**Prompt:** Return a copy of every line in the records that includes the word "salida".

**Material to process:**

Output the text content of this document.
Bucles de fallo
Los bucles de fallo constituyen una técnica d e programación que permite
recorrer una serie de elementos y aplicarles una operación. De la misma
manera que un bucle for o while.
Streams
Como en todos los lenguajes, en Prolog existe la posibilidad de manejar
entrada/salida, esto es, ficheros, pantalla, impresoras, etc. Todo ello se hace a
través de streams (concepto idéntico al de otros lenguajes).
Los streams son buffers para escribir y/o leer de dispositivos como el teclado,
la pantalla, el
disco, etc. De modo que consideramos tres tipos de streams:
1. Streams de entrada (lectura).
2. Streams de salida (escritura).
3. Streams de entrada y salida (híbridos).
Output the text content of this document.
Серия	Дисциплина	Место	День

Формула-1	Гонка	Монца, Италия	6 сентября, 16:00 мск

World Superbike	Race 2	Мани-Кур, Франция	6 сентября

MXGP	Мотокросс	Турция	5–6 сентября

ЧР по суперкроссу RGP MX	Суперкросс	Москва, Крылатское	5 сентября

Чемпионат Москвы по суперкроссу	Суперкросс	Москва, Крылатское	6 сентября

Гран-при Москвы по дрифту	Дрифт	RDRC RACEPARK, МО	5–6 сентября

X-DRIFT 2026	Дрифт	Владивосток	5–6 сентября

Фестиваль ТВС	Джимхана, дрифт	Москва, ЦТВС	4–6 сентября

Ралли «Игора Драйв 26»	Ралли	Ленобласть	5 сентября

**Solution below:**
entrada/salida, esto es, ficheros, pantalla, impresoras, etc. Todo ello se hace a
2. Streams de salida (escritura).
3. Streams de entrada y salida (híbridos).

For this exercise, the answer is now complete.